What is needed. Output every line of the data exactly as it appears.

Entries from a dataset:
———

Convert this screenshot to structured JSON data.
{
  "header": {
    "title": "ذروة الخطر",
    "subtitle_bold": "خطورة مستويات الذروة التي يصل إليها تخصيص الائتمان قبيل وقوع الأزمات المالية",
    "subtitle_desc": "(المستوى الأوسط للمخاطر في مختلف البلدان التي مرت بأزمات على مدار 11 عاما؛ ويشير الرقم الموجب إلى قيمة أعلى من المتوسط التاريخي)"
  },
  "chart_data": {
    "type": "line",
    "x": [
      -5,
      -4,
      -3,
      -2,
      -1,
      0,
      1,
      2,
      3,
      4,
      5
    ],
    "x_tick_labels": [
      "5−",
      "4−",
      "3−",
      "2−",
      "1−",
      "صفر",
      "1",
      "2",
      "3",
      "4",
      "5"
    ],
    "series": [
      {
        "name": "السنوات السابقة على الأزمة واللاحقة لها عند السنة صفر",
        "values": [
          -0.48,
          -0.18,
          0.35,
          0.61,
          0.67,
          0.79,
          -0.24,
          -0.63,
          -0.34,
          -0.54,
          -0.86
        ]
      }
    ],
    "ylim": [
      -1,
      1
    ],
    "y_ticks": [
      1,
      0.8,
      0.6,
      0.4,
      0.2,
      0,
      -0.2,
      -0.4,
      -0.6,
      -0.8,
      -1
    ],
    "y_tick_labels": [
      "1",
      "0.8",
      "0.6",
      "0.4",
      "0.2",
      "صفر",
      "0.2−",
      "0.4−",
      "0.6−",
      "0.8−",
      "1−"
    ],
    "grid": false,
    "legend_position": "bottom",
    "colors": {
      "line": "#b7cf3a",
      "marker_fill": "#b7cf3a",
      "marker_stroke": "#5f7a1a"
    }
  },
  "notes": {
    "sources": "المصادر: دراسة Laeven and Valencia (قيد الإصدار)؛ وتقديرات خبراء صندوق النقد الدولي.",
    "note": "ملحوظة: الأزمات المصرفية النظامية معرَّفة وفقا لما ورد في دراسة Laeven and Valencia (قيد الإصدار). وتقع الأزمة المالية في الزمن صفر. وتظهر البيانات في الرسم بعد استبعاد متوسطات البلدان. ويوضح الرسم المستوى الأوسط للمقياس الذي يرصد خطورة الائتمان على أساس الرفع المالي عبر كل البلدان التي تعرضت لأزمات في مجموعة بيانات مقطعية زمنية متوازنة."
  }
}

———

The result.
Convert this screenshot to structured JSON data.
{
  "header": {
    "title": "ذروة الخطر",
    "subtitle_bold": "خطورة مستويات الذروة التي يصل إليها تخصيص الائتمان قبيل وقوع الأزمات المالية",
    "subtitle_desc": "(المستوى الأوسط للمخاطر في مختلف البلدان التي مرت بأزمات على مدار 11 عاما؛ ويشير الرقم الموجب إلى قيمة أعلى من المتوسط التاريخي)"
  },
  "chart_data": {
    "type": "line",
    "x": [
      -5,
      -4,
      -3,
      -2,
      -1,
      0,
      1,
      2,
      3,
      4,
      5
    ],
    "x_tick_labels": [
      "5−",
      "4−",
      "3−",
      "2−",
      "1−",
      "صفر",
      "1",
      "2",
      "3",
      "4",
      "5"
    ],
    "series": [
      {
        "name": "السنوات السابقة على الأزمة واللاحقة لها عند السنة صفر",
        "values": [
          -0.48,
          -0.18,
          0.35,
          0.61,
          0.67,
          0.79,
          -0.24,
          -0.63,
          -0.34,
          -0.54,
          -0.86
        ]
      }
    ],
    "ylim": [
      -1,
      1
    ],
    "y_ticks": [
      1,
      0.8,
      0.6,
      0.4,
      0.2,
      0,
      -0.2,
      -0.4,
      -0.6,
      -0.8,
      -1
    ],
    "y_tick_labels": [
      "1",
      "0.8",
      "0.6",
      "0.4",
      "0.2",
      "صفر",
      "0.2−",
      "0.4−",
      "0.6−",
      "0.8−",
      "1−"
    ],
    "grid": false,
    "legend_position": "bottom",
    "colors": {
      "line": "#b7cf3a",
      "marker_fill": "#b7cf3a",
      "marker_stroke": "#5f7a1a"
    }
  },
  "notes": {
    "sources": "المصادر: دراسة Laeven and Valencia (قيد الإصدار)؛ وتقديرات خبراء صندوق النقد الدولي.",
    "note": "ملحوظة: الأزمات المصرفية النظامية معرَّفة وفقا لما ورد في دراسة Laeven and Valencia (قيد الإصدار). وتقع الأزمة المالية في الزمن صفر. وتظهر البيانات في الرسم بعد استبعاد متوسطات البلدان. ويوضح الرسم المستوى الأوسط للمقياس الذي يرصد خطورة الائتمان على أساس الرفع المالي عبر كل البلدان التي تعرضت لأزمات في مجموعة بيانات مقطعية زمنية متوازنة."
  }
}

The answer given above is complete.